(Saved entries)
>>

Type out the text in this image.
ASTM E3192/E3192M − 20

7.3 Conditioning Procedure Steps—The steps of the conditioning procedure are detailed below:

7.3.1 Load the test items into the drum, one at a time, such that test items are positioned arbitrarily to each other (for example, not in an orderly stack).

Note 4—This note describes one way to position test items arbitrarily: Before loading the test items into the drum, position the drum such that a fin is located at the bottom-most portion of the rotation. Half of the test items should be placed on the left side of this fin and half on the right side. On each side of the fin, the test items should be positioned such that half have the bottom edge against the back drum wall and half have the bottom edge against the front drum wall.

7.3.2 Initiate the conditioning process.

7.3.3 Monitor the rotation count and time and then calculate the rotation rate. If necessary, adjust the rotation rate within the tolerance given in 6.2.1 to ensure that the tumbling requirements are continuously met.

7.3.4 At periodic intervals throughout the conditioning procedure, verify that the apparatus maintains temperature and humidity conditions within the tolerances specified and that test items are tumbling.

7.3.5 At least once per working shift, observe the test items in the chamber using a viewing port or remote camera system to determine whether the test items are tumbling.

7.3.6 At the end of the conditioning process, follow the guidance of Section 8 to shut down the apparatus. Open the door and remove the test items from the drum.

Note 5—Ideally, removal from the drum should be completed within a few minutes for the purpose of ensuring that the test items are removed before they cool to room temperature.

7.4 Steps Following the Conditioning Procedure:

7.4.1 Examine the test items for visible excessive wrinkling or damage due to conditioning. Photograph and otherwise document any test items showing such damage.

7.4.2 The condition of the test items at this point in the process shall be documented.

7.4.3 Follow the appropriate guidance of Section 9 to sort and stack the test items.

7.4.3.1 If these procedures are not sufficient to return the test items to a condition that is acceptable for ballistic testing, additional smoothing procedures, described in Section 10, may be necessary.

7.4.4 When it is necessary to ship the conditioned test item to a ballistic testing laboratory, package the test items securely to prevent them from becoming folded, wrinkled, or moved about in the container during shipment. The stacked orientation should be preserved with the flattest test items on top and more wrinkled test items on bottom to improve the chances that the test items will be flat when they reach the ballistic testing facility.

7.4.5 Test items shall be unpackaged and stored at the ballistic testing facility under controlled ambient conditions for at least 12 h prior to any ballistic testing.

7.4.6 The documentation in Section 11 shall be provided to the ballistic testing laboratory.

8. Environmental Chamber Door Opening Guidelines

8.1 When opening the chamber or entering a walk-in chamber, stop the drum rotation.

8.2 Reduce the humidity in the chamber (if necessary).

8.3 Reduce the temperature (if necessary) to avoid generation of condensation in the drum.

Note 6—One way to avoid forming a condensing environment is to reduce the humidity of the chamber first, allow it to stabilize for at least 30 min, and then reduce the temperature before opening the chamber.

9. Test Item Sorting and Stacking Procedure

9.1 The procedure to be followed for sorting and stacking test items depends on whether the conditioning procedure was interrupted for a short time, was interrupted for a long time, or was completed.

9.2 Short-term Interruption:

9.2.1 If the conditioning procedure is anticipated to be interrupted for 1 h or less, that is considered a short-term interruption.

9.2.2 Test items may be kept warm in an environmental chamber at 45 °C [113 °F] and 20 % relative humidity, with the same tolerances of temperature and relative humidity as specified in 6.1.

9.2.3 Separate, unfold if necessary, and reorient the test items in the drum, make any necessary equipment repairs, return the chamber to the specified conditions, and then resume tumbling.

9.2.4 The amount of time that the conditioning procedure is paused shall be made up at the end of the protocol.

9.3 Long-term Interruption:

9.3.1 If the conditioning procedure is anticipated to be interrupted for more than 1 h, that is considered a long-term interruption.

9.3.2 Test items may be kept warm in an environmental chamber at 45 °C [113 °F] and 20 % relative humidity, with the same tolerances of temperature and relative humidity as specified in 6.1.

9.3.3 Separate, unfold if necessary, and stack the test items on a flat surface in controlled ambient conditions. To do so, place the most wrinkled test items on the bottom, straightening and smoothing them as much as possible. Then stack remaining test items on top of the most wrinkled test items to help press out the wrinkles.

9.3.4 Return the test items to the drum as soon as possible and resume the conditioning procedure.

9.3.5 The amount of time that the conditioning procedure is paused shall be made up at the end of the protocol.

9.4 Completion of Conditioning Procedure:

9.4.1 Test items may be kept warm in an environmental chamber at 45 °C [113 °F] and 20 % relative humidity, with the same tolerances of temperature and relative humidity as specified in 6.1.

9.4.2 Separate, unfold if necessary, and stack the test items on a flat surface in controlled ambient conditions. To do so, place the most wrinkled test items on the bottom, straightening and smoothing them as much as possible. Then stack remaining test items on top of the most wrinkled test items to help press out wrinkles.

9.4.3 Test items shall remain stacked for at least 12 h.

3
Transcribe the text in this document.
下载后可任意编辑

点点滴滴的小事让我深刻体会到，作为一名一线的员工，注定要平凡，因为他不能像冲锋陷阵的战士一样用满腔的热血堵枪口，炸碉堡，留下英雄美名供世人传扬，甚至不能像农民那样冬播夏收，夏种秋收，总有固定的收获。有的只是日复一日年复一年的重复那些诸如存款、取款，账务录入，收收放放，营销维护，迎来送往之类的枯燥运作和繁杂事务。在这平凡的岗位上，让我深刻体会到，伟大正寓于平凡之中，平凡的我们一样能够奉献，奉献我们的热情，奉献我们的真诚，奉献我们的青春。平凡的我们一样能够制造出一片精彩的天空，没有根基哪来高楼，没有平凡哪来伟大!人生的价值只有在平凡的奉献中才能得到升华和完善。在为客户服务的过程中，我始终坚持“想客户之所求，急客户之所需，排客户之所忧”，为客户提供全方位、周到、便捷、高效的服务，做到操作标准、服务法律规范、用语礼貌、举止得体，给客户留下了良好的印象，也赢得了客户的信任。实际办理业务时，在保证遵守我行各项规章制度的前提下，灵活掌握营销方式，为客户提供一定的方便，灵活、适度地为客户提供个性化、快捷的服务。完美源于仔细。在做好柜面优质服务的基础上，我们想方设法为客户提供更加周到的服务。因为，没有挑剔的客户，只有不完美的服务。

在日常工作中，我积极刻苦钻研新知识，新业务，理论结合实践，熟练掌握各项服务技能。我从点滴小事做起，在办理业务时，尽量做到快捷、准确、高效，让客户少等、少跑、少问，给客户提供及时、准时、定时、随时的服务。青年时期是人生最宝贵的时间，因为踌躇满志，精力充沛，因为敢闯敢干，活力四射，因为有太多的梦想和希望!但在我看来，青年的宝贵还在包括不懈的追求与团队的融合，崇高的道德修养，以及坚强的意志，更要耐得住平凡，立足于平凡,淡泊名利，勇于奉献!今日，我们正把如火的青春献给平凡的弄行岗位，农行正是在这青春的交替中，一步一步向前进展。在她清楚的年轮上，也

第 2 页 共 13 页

<<

* **WORK TO COMPLETE**
Copy each line above containing the string "from".

* **FULL ANSWER**
7.3.6 At the end of the conditioning process, follow the guidance of Section 8 to shut down the apparatus. Open the door and remove the test items from the drum.
Note 5—Ideally, removal from the drum should be completed within a few minutes for the purpose of ensuring that the test items are removed before they cool to room temperature.
7.4.4 When it is necessary to ship the conditioned test item to a ballistic testing laboratory, package the test items securely to prevent them from becoming folded, wrinkled, or moved about in the container during shipment. The stacked orientation should be preserved with the flattest test items on top and more wrinkled test items on bottom to improve the chances that the test items will be flat when they reach the ballistic testing facility.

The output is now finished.